Data for processing |
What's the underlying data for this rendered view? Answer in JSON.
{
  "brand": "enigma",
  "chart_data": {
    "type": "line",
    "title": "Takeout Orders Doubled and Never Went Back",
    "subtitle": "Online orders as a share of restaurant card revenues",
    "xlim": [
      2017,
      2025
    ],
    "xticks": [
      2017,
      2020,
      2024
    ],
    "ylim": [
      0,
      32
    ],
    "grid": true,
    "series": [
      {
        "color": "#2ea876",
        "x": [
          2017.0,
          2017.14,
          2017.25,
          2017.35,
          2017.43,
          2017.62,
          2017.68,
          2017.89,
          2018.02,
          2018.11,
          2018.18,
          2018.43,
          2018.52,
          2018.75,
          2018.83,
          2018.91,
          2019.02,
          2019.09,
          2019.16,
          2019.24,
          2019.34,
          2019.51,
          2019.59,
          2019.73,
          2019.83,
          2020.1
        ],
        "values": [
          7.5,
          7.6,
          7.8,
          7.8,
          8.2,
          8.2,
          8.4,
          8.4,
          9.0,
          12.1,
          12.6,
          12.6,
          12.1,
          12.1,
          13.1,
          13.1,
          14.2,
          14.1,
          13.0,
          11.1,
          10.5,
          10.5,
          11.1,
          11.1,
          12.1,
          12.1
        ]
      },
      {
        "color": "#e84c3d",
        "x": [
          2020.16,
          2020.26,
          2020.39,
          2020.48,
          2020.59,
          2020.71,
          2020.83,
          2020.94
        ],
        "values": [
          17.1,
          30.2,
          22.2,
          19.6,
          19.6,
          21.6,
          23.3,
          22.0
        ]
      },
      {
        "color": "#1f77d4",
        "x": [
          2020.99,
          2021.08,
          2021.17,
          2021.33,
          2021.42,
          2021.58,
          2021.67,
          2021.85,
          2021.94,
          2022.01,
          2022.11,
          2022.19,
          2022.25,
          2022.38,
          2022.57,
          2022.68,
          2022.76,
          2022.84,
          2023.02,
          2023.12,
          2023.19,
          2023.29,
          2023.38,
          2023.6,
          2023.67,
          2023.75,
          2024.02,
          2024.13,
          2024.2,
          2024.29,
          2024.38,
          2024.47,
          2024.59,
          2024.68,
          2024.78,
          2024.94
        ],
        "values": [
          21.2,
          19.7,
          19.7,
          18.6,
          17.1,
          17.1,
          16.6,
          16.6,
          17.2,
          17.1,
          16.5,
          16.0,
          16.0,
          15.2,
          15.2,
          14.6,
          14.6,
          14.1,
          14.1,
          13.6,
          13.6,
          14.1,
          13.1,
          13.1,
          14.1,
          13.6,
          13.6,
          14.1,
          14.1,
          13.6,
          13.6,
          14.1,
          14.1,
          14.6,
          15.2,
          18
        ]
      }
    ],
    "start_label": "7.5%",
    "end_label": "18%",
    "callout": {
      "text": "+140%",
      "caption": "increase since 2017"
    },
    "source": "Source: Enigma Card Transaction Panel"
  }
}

Problem requirements | Word for word, write out all of the data above.

The completed task |
What's the underlying data for this rendered view? Answer in JSON.
{
  "brand": "enigma",
  "chart_data": {
    "type": "line",
    "title": "Takeout Orders Doubled and Never Went Back",
    "subtitle": "Online orders as a share of restaurant card revenues",
    "xlim": [
      2017,
      2025
    ],
    "xticks": [
      2017,
      2020,
      2024
    ],
    "ylim": [
      0,
      32
    ],
    "grid": true,
    "series": [
      {
        "color": "#2ea876",
        "x": [
          2017.0,
          2017.14,
          2017.25,
          2017.35,
          2017.43,
          2017.62,
          2017.68,
          2017.89,
          2018.02,
          2018.11,
          2018.18,
          2018.43,
          2018.52,
          2018.75,
          2018.83,
          2018.91,
          2019.02,
          2019.09,
          2019.16,
          2019.24,
          2019.34,
          2019.51,
          2019.59,
          2019.73,
          2019.83,
          2020.1
        ],
        "values": [
          7.5,
          7.6,
          7.8,
          7.8,
          8.2,
          8.2,
          8.4,
          8.4,
          9.0,
          12.1,
          12.6,
          12.6,
          12.1,
          12.1,
          13.1,
          13.1,
          14.2,
          14.1,
          13.0,
          11.1,
          10.5,
          10.5,
          11.1,
          11.1,
          12.1,
          12.1
        ]
      },
      {
        "color": "#e84c3d",
        "x": [
          2020.16,
          2020.26,
          2020.39,
          2020.48,
          2020.59,
          2020.71,
          2020.83,
          2020.94
        ],
        "values": [
          17.1,
          30.2,
          22.2,
          19.6,
          19.6,
          21.6,
          23.3,
          22.0
        ]
      },
      {
        "color": "#1f77d4",
        "x": [
          2020.99,
          2021.08,
          2021.17,
          2021.33,
          2021.42,
          2021.58,
          2021.67,
          2021.85,
          2021.94,
          2022.01,
          2022.11,
          2022.19,
          2022.25,
          2022.38,
          2022.57,
          2022.68,
          2022.76,
          2022.84,
          2023.02,
          2023.12,
          2023.19,
          2023.29,
          2023.38,
          2023.6,
          2023.67,
          2023.75,
          2024.02,
          2024.13,
          2024.2,
          2024.29,
          2024.38,
          2024.47,
          2024.59,
          2024.68,
          2024.78,
          2024.94
        ],
        "values": [
          21.2,
          19.7,
          19.7,
          18.6,
          17.1,
          17.1,
          16.6,
          16.6,
          17.2,
          17.1,
          16.5,
          16.0,
          16.0,
          15.2,
          15.2,
          14.6,
          14.6,
          14.1,
          14.1,
          13.6,
          13.6,
          14.1,
          13.1,
          13.1,
          14.1,
          13.6,
          13.6,
          14.1,
          14.1,
          13.6,
          13.6,
          14.1,
          14.1,
          14.6,
          15.2,
          18
        ]
      }
    ],
    "start_label": "7.5%",
    "end_label": "18%",
    "callout": {
      "text": "+140%",
      "caption": "increase since 2017"
    },
    "source": "Source: Enigma Card Transaction Panel"
  }
}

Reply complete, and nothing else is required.